» What you should do
Collect all lines from the records below that include the word "KURSU".

==============================

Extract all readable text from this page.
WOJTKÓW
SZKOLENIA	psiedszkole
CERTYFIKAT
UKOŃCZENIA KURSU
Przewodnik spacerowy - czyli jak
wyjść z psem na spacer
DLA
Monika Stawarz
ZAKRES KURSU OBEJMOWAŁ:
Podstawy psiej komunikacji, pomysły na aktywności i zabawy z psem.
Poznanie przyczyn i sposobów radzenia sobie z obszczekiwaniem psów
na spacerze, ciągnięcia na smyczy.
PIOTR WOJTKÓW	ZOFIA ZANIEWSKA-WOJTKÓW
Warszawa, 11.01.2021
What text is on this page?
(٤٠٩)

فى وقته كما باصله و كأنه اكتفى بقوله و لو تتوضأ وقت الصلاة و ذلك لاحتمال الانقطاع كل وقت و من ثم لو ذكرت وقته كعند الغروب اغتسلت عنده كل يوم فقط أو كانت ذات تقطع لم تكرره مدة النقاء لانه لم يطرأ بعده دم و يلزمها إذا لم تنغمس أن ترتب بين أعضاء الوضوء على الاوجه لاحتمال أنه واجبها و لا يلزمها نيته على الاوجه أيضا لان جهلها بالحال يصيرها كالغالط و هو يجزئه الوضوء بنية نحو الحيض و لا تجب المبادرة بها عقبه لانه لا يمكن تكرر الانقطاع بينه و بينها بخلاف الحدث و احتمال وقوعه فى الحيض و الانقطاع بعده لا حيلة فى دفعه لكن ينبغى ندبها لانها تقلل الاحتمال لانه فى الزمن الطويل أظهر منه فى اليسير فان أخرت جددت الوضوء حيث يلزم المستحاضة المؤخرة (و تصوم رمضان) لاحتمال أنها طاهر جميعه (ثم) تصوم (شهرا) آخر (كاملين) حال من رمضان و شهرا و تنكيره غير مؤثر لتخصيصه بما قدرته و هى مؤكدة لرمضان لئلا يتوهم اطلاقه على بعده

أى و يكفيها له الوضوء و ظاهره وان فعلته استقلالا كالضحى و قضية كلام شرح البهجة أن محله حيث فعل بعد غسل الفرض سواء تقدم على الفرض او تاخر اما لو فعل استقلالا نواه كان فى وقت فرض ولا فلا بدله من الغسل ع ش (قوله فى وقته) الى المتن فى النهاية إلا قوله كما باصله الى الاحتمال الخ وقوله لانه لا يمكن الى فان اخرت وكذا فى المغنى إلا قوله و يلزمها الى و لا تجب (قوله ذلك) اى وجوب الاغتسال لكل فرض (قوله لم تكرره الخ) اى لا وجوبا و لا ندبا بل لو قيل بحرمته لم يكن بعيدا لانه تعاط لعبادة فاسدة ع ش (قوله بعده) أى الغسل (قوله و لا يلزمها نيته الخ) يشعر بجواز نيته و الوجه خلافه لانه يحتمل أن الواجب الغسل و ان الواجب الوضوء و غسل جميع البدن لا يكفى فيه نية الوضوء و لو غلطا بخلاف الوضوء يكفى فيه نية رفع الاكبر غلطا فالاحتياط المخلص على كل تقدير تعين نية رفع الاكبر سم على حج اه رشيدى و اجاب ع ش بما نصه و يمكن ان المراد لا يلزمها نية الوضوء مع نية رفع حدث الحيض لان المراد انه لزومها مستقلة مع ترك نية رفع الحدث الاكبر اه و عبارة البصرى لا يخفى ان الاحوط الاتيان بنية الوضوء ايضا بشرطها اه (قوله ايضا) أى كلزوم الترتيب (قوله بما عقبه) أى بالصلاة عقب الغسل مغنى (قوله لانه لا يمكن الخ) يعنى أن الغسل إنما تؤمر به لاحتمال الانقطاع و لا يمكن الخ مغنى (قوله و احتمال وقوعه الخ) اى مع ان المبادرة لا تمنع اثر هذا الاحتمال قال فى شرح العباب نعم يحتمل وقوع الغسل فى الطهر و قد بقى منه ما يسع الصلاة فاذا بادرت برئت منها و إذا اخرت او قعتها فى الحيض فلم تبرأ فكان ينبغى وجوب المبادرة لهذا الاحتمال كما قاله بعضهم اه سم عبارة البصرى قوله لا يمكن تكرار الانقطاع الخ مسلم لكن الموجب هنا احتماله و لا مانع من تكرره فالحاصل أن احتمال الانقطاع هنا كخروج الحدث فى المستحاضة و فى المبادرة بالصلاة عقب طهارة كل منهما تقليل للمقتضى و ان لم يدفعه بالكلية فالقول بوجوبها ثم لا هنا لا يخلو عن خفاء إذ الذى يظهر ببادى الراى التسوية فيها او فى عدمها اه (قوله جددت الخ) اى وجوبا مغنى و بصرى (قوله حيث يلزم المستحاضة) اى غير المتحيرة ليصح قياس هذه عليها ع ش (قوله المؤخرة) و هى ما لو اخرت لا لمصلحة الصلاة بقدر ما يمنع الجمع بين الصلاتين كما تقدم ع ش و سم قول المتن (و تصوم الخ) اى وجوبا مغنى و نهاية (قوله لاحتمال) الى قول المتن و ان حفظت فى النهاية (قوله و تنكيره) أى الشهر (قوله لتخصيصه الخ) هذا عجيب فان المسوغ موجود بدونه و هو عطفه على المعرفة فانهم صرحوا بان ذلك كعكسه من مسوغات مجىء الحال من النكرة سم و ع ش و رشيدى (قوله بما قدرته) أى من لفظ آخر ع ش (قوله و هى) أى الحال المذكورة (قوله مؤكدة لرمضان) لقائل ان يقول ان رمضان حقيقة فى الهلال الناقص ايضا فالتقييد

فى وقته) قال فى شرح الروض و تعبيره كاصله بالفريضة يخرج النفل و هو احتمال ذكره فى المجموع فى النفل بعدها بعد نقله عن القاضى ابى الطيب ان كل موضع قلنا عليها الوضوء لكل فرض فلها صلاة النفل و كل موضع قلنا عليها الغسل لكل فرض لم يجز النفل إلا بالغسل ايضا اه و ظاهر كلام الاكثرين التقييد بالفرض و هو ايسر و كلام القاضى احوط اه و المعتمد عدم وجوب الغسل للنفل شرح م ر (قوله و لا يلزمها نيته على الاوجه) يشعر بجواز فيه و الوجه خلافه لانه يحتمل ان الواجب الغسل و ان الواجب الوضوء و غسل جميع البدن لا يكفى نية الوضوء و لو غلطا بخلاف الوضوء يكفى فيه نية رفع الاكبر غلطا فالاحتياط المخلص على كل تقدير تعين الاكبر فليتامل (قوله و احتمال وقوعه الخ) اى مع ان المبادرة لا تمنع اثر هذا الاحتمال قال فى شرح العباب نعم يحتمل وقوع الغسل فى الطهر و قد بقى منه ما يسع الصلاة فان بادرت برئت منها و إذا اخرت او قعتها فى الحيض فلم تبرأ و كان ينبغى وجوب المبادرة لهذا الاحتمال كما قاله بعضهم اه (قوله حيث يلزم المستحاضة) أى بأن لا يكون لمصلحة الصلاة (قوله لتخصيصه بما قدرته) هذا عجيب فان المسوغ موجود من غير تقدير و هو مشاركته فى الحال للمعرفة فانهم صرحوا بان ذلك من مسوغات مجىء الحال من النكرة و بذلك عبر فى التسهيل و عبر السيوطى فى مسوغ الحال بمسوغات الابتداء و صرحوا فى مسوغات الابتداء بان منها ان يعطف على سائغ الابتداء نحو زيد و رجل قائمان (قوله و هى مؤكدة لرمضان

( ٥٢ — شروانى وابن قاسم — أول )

==============================

» Reply
UKOŃCZENIA KURSU
ZAKRES KURSU OBEJMOWAŁ:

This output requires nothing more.